- Directive -
Write the records below out in full, character for character, with no pictures.

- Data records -
◇ ◇ ◇ ◇ ◇
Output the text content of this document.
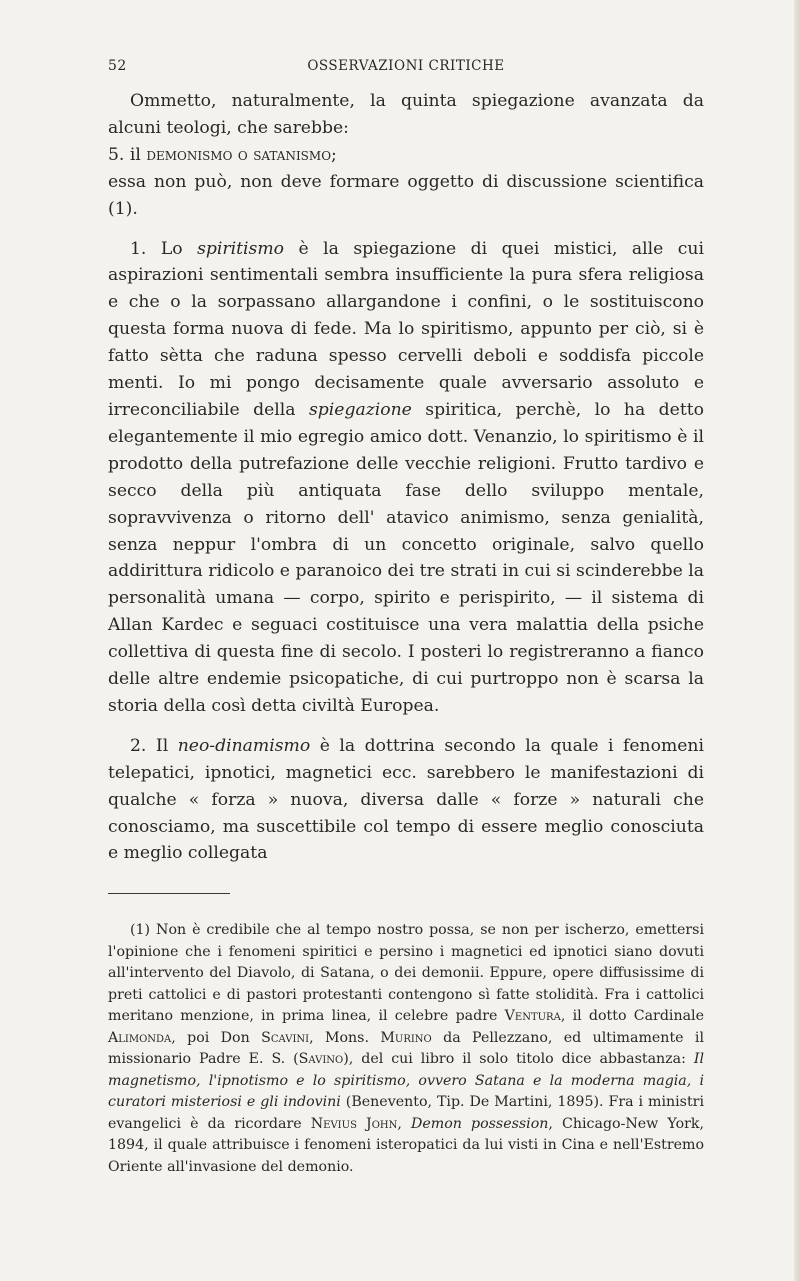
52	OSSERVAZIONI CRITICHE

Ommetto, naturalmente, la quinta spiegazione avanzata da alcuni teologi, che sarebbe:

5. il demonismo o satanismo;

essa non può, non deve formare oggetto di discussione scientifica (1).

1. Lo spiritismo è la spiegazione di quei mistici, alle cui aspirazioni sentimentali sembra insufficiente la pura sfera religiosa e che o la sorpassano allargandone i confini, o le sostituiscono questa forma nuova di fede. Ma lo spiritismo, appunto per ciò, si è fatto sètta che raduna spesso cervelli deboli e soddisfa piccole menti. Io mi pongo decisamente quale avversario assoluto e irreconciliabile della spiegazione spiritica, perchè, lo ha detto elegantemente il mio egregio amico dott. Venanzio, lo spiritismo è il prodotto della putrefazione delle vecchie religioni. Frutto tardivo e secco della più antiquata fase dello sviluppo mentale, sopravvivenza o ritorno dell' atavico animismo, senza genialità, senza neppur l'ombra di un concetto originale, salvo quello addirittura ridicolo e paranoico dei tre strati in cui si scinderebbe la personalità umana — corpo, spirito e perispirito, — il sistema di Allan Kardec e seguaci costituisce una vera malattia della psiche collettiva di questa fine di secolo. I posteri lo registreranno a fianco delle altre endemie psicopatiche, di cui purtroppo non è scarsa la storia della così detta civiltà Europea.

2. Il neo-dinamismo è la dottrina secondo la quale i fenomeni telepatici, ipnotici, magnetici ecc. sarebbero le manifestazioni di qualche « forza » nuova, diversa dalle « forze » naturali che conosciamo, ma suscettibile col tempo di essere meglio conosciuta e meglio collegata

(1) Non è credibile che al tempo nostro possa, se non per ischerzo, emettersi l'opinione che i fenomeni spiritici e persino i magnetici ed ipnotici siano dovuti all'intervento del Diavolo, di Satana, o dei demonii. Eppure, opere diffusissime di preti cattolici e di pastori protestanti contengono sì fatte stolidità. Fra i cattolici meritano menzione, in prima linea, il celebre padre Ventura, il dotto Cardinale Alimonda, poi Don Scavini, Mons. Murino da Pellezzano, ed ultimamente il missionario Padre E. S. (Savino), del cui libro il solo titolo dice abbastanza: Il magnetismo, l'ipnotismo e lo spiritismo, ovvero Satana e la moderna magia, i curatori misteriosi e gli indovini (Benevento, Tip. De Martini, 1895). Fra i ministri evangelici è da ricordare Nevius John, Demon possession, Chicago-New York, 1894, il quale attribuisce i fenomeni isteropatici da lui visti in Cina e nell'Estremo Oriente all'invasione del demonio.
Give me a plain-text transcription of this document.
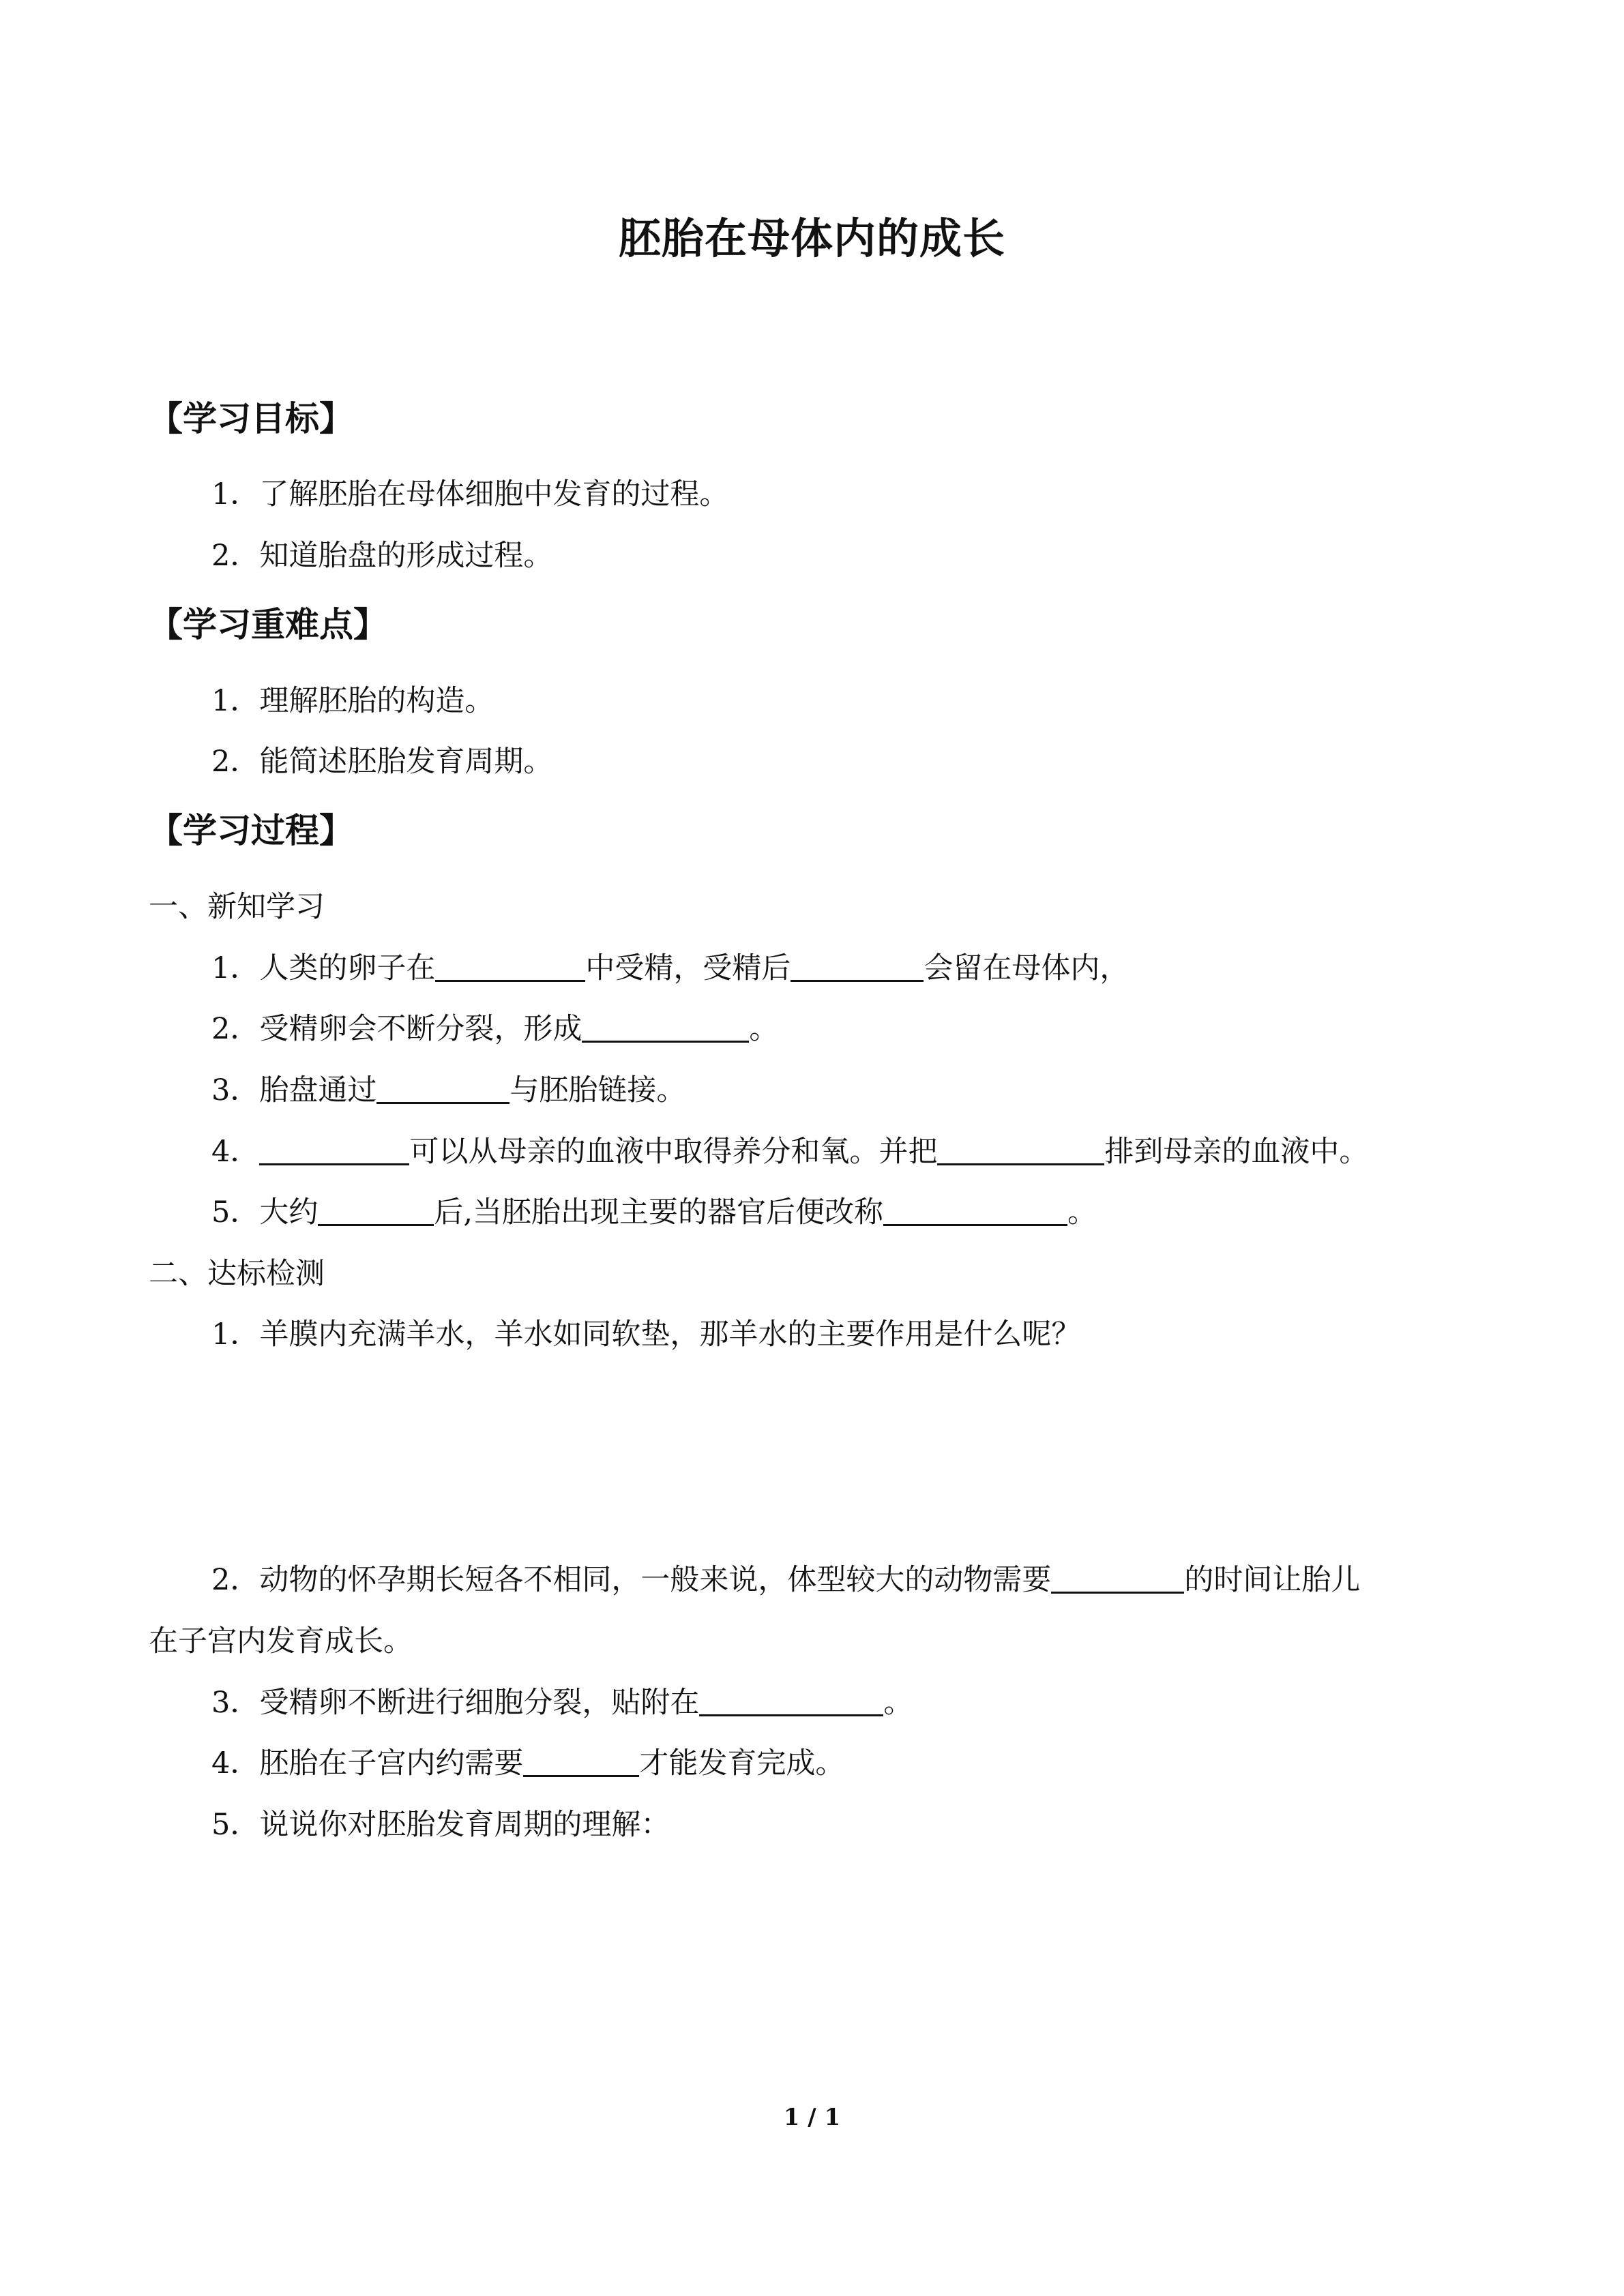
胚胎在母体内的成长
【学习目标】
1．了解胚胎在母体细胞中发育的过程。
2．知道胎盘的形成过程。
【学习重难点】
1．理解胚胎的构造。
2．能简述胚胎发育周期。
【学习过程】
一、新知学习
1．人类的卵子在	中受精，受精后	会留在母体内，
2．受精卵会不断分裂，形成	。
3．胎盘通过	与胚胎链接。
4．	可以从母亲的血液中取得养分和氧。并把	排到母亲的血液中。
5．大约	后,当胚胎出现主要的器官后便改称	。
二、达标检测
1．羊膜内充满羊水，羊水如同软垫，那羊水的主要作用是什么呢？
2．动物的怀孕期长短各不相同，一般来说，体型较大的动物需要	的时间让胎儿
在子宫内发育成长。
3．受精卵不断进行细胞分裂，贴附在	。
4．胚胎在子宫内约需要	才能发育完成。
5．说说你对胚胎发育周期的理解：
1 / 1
◇ ◇ ◇ ◇ ◇
- Result of the exercise -
Output the text content of this document.
52	OSSERVAZIONI CRITICHE

Ommetto, naturalmente, la quinta spiegazione avanzata da alcuni teologi, che sarebbe:

5. il demonismo o satanismo;

essa non può, non deve formare oggetto di discussione scientifica (1).

1. Lo spiritismo è la spiegazione di quei mistici, alle cui aspirazioni sentimentali sembra insufficiente la pura sfera religiosa e che o la sorpassano allargandone i confini, o le sostituiscono questa forma nuova di fede. Ma lo spiritismo, appunto per ciò, si è fatto sètta che raduna spesso cervelli deboli e soddisfa piccole menti. Io mi pongo decisamente quale avversario assoluto e irreconciliabile della spiegazione spiritica, perchè, lo ha detto elegantemente il mio egregio amico dott. Venanzio, lo spiritismo è il prodotto della putrefazione delle vecchie religioni. Frutto tardivo e secco della più antiquata fase dello sviluppo mentale, sopravvivenza o ritorno dell' atavico animismo, senza genialità, senza neppur l'ombra di un concetto originale, salvo quello addirittura ridicolo e paranoico dei tre strati in cui si scinderebbe la personalità umana — corpo, spirito e perispirito, — il sistema di Allan Kardec e seguaci costituisce una vera malattia della psiche collettiva di questa fine di secolo. I posteri lo registreranno a fianco delle altre endemie psicopatiche, di cui purtroppo non è scarsa la storia della così detta civiltà Europea.

2. Il neo-dinamismo è la dottrina secondo la quale i fenomeni telepatici, ipnotici, magnetici ecc. sarebbero le manifestazioni di qualche « forza » nuova, diversa dalle « forze » naturali che conosciamo, ma suscettibile col tempo di essere meglio conosciuta e meglio collegata

(1) Non è credibile che al tempo nostro possa, se non per ischerzo, emettersi l'opinione che i fenomeni spiritici e persino i magnetici ed ipnotici siano dovuti all'intervento del Diavolo, di Satana, o dei demonii. Eppure, opere diffusissime di preti cattolici e di pastori protestanti contengono sì fatte stolidità. Fra i cattolici meritano menzione, in prima linea, il celebre padre Ventura, il dotto Cardinale Alimonda, poi Don Scavini, Mons. Murino da Pellezzano, ed ultimamente il missionario Padre E. S. (Savino), del cui libro il solo titolo dice abbastanza: Il magnetismo, l'ipnotismo e lo spiritismo, ovvero Satana e la moderna magia, i curatori misteriosi e gli indovini (Benevento, Tip. De Martini, 1895). Fra i ministri evangelici è da ricordare Nevius John, Demon possession, Chicago-New York, 1894, il quale attribuisce i fenomeni isteropatici da lui visti in Cina e nell'Estremo Oriente all'invasione del demonio.
Give me a plain-text transcription of this document.
胚胎在母体内的成长
【学习目标】
1．了解胚胎在母体细胞中发育的过程。
2．知道胎盘的形成过程。
【学习重难点】
1．理解胚胎的构造。
2．能简述胚胎发育周期。
【学习过程】
一、新知学习
1．人类的卵子在	中受精，受精后	会留在母体内，
2．受精卵会不断分裂，形成	。
3．胎盘通过	与胚胎链接。
4．	可以从母亲的血液中取得养分和氧。并把	排到母亲的血液中。
5．大约	后,当胚胎出现主要的器官后便改称	。
二、达标检测
1．羊膜内充满羊水，羊水如同软垫，那羊水的主要作用是什么呢？
2．动物的怀孕期长短各不相同，一般来说，体型较大的动物需要	的时间让胎儿
在子宫内发育成长。
3．受精卵不断进行细胞分裂，贴附在	。
4．胚胎在子宫内约需要	才能发育完成。
5．说说你对胚胎发育周期的理解：
1 / 1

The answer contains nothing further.